=== REQUIRED TASK ===
Identify every line containing the word "ffffff" and reproduce each one.

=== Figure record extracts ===
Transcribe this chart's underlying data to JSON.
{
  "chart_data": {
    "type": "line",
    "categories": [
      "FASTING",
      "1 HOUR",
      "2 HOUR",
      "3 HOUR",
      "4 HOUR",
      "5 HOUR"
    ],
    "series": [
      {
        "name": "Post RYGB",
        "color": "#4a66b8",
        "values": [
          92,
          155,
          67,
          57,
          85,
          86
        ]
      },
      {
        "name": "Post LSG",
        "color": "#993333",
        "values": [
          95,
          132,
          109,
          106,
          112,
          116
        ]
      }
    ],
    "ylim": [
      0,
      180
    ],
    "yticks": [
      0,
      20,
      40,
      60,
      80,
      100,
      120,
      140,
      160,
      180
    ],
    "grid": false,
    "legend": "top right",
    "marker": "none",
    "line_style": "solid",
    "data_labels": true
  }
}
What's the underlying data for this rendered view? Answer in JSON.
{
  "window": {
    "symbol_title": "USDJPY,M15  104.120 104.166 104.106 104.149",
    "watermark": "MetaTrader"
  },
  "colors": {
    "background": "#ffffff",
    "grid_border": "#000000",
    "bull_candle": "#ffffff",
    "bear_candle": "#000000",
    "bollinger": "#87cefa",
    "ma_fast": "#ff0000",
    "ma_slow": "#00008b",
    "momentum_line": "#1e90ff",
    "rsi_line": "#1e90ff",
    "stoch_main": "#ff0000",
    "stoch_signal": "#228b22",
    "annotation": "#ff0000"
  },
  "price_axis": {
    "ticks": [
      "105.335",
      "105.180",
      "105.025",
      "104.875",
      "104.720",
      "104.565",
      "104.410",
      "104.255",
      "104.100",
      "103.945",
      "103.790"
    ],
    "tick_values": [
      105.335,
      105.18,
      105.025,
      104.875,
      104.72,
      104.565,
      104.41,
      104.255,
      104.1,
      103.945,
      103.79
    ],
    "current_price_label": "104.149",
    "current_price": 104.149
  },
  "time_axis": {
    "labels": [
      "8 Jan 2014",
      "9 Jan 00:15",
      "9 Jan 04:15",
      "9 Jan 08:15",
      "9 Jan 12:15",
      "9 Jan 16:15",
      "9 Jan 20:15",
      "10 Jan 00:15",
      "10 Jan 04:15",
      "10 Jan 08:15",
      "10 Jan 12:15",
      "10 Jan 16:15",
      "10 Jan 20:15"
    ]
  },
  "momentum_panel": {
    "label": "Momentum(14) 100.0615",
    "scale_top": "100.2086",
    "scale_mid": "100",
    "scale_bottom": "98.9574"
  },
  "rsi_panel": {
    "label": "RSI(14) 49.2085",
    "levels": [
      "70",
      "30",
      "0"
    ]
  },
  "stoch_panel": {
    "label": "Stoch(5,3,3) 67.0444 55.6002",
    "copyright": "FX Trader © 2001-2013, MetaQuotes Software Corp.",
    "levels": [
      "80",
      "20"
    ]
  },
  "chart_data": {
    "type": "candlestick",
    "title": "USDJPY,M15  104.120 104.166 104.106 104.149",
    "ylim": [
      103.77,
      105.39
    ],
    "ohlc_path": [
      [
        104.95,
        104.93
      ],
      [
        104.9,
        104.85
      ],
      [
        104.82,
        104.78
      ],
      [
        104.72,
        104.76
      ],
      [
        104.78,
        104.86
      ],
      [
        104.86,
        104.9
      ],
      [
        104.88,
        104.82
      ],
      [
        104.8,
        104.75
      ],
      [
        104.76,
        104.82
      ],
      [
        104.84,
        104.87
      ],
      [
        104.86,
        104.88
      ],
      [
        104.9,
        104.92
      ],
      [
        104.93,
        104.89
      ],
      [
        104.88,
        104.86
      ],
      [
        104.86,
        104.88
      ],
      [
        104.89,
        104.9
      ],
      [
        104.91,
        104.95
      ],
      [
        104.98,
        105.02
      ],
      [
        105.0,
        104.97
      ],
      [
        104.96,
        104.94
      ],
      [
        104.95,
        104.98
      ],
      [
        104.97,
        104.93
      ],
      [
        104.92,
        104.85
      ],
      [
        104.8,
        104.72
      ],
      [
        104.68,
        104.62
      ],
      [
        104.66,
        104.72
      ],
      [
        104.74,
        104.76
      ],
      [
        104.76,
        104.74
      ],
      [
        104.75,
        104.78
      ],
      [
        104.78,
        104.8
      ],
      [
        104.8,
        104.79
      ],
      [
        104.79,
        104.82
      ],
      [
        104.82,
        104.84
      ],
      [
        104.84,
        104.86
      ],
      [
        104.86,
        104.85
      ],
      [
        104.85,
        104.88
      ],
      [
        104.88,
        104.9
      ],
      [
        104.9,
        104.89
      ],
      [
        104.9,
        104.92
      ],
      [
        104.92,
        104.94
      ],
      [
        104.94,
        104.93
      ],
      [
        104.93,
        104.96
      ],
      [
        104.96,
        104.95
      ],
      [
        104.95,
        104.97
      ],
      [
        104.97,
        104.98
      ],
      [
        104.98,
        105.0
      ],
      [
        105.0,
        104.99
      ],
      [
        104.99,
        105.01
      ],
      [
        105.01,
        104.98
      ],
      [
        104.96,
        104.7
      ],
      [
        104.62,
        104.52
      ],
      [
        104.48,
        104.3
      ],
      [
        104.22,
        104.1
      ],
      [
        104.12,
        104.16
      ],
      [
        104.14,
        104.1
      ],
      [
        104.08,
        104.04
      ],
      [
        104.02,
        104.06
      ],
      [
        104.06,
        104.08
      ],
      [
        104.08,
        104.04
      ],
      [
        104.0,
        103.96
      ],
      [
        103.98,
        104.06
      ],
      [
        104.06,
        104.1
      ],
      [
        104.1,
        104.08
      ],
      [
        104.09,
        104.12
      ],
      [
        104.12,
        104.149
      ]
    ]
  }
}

=== EXERCISE RESULT ===
    "background": "#ffffff",
    "bull_candle": "#ffffff",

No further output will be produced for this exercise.